▸ To do: Each line that includes the string "from" counts once; give the total and nothing else.
══════
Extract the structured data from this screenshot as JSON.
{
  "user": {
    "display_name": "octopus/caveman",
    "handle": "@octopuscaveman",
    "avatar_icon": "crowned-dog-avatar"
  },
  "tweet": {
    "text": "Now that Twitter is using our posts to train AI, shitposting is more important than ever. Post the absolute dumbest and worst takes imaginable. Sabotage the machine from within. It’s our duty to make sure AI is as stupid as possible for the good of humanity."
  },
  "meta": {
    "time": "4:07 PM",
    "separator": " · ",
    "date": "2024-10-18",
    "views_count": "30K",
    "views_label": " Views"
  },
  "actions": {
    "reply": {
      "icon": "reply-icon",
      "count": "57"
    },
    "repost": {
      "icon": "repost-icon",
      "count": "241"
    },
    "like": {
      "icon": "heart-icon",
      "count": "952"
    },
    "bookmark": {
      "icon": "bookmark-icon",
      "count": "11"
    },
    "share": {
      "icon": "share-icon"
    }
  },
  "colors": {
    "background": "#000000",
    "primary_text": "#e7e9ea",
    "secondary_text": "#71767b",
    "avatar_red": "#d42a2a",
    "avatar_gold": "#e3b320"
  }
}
══════
▸ Response to the exercise: 2